● STATED EXERCISE: Without including any pictures, write out all the entries exactly.

● PROVIDED RECORDS:
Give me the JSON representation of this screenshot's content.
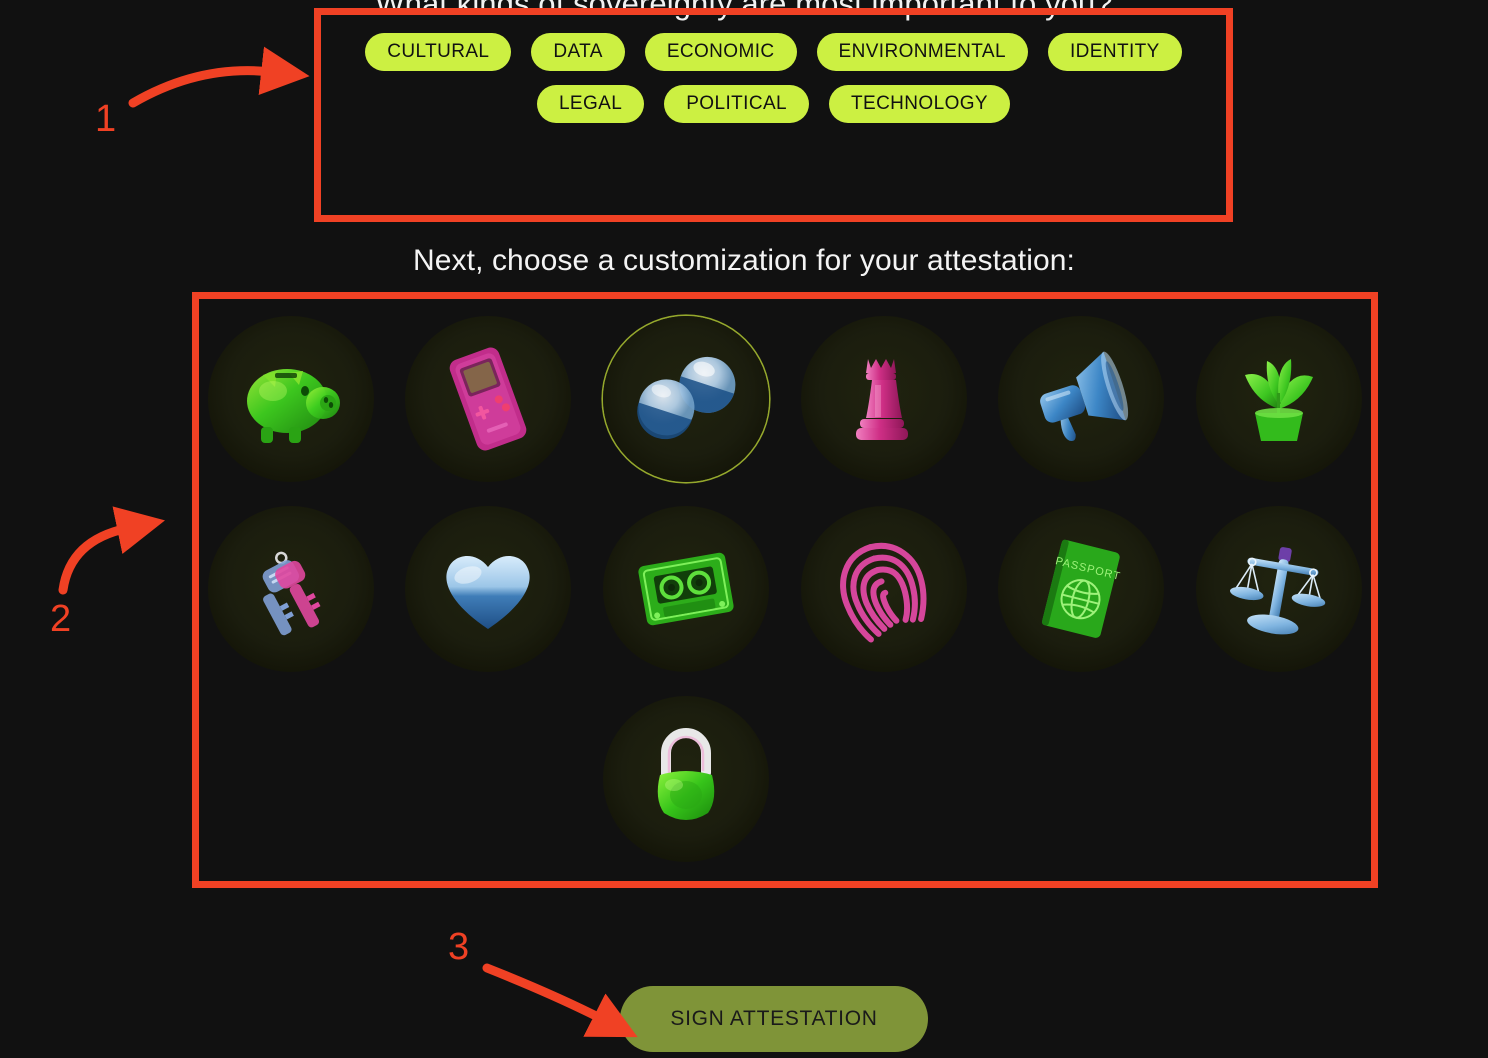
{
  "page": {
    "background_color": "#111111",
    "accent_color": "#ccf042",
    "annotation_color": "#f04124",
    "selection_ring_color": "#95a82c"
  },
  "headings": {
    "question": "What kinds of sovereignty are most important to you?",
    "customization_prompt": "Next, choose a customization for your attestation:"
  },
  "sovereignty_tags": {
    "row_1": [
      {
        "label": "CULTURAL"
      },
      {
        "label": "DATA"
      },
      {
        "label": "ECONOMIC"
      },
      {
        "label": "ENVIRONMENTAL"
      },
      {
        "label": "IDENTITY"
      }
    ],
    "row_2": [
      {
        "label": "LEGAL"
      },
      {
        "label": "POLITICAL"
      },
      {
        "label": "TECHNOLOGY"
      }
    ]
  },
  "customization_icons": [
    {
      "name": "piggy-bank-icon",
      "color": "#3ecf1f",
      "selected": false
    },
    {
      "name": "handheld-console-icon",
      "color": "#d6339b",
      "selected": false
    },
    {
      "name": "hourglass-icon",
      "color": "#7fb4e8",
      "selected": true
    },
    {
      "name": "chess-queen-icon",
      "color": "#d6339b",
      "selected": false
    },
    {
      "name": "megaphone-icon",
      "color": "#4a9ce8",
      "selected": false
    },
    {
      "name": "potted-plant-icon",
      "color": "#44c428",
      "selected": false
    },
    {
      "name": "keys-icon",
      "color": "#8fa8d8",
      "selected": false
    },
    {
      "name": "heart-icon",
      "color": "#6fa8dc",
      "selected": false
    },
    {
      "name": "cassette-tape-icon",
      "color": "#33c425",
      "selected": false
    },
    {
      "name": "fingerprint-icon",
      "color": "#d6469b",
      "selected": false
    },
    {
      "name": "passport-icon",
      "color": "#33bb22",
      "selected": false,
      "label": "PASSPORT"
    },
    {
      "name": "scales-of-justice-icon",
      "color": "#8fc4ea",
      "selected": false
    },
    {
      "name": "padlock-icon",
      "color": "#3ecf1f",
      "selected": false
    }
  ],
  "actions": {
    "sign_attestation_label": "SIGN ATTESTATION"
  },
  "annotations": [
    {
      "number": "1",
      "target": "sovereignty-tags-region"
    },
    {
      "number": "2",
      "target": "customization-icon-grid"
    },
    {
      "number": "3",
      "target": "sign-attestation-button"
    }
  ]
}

● OUTPUT BELOW:
Give me the JSON representation of this screenshot's content.
{
  "page": {
    "background_color": "#111111",
    "accent_color": "#ccf042",
    "annotation_color": "#f04124",
    "selection_ring_color": "#95a82c"
  },
  "headings": {
    "question": "What kinds of sovereignty are most important to you?",
    "customization_prompt": "Next, choose a customization for your attestation:"
  },
  "sovereignty_tags": {
    "row_1": [
      {
        "label": "CULTURAL"
      },
      {
        "label": "DATA"
      },
      {
        "label": "ECONOMIC"
      },
      {
        "label": "ENVIRONMENTAL"
      },
      {
        "label": "IDENTITY"
      }
    ],
    "row_2": [
      {
        "label": "LEGAL"
      },
      {
        "label": "POLITICAL"
      },
      {
        "label": "TECHNOLOGY"
      }
    ]
  },
  "customization_icons": [
    {
      "name": "piggy-bank-icon",
      "color": "#3ecf1f",
      "selected": false
    },
    {
      "name": "handheld-console-icon",
      "color": "#d6339b",
      "selected": false
    },
    {
      "name": "hourglass-icon",
      "color": "#7fb4e8",
      "selected": true
    },
    {
      "name": "chess-queen-icon",
      "color": "#d6339b",
      "selected": false
    },
    {
      "name": "megaphone-icon",
      "color": "#4a9ce8",
      "selected": false
    },
    {
      "name": "potted-plant-icon",
      "color": "#44c428",
      "selected": false
    },
    {
      "name": "keys-icon",
      "color": "#8fa8d8",
      "selected": false
    },
    {
      "name": "heart-icon",
      "color": "#6fa8dc",
      "selected": false
    },
    {
      "name": "cassette-tape-icon",
      "color": "#33c425",
      "selected": false
    },
    {
      "name": "fingerprint-icon",
      "color": "#d6469b",
      "selected": false
    },
    {
      "name": "passport-icon",
      "color": "#33bb22",
      "selected": false,
      "label": "PASSPORT"
    },
    {
      "name": "scales-of-justice-icon",
      "color": "#8fc4ea",
      "selected": false
    },
    {
      "name": "padlock-icon",
      "color": "#3ecf1f",
      "selected": false
    }
  ],
  "actions": {
    "sign_attestation_label": "SIGN ATTESTATION"
  },
  "annotations": [
    {
      "number": "1",
      "target": "sovereignty-tags-region"
    },
    {
      "number": "2",
      "target": "customization-icon-grid"
    },
    {
      "number": "3",
      "target": "sign-attestation-button"
    }
  ]
}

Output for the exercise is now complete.